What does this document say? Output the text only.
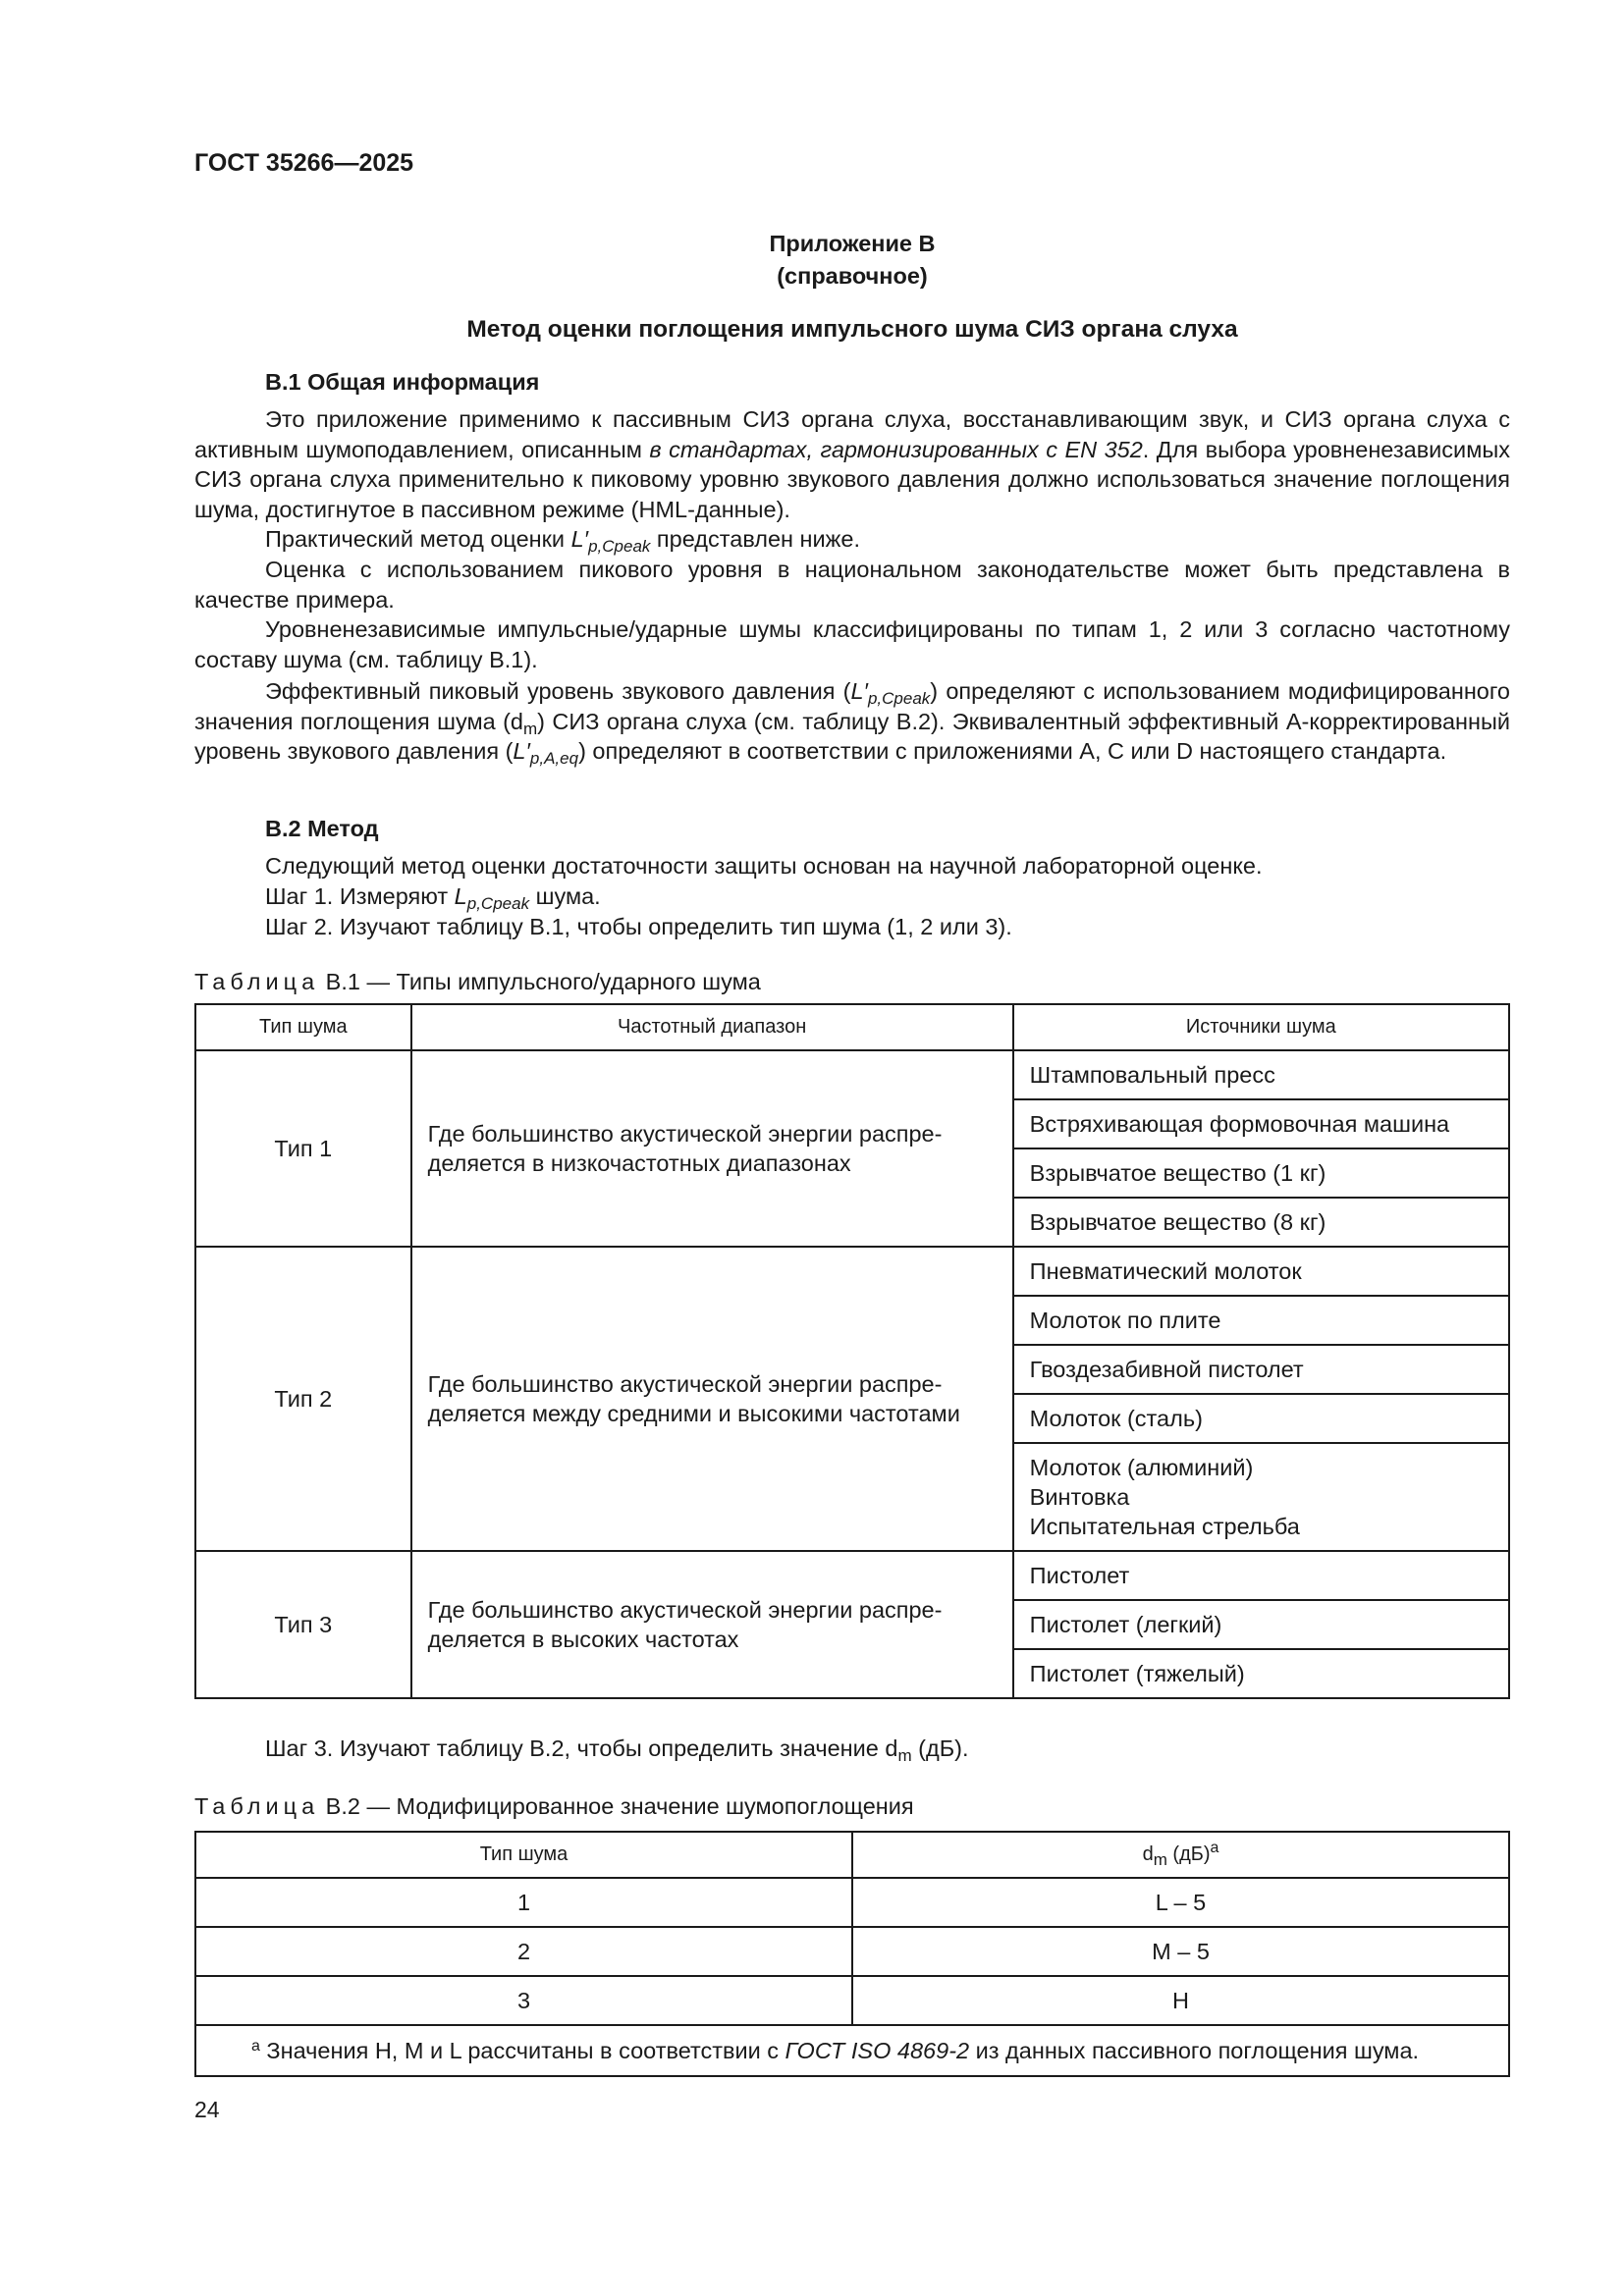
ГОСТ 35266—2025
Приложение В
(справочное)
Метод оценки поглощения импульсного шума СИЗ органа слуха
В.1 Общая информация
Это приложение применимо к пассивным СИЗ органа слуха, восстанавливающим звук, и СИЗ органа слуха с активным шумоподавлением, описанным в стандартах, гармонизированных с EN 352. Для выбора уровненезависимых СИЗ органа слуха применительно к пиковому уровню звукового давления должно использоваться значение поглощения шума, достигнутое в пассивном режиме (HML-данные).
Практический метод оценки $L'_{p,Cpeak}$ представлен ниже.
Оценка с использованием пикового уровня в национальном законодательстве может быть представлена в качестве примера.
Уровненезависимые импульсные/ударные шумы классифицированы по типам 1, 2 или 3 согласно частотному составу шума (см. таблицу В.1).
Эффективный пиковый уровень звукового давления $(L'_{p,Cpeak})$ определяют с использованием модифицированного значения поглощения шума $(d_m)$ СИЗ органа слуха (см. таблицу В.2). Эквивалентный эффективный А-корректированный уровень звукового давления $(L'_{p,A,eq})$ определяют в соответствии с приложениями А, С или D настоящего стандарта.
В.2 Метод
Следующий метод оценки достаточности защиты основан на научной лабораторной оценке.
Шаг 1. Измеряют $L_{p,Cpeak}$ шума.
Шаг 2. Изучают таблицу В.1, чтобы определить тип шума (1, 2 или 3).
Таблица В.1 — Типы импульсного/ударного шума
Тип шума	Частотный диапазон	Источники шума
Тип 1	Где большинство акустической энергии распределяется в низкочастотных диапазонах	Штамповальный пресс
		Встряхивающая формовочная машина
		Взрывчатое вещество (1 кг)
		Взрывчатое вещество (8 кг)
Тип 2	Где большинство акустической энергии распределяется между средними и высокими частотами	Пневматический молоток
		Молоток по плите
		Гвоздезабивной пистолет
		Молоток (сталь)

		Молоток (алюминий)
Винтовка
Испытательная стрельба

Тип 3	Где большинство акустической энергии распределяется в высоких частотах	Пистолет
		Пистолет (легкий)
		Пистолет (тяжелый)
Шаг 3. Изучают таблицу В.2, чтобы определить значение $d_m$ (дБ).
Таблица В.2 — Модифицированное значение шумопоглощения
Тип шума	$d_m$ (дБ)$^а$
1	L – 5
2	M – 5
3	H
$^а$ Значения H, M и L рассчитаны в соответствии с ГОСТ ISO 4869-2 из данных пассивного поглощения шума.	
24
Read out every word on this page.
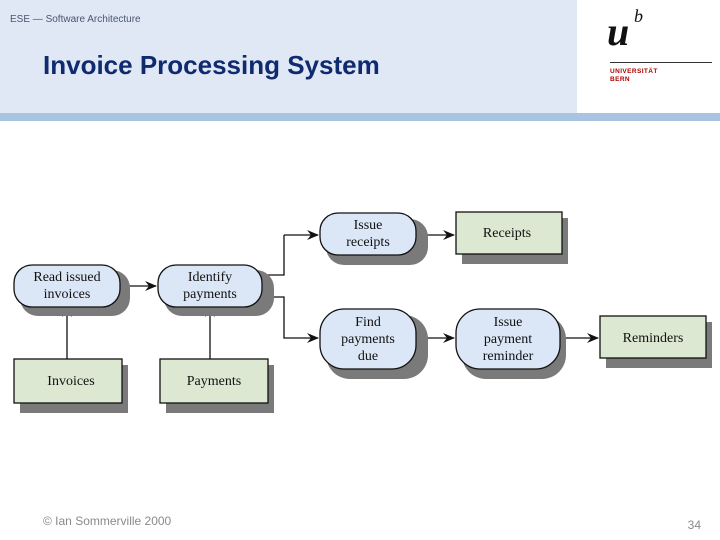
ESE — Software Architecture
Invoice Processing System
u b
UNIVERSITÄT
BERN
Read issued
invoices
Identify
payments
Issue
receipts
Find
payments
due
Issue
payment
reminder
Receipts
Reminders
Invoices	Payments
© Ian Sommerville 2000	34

Exercise aim:
In the records above, find the line containing "Read out every word on this page.", then please restate it and each line after it word for word, pictures excluded.

Result below:
Read out every word on this page.
ESE — Software Architecture
Invoice Processing System
u b
UNIVERSITÄT
BERN
Read issued
invoices
Identify
payments
Issue
receipts
Find
payments
due
Issue
payment
reminder
Receipts
Reminders
Invoices	Payments
© Ian Sommerville 2000	34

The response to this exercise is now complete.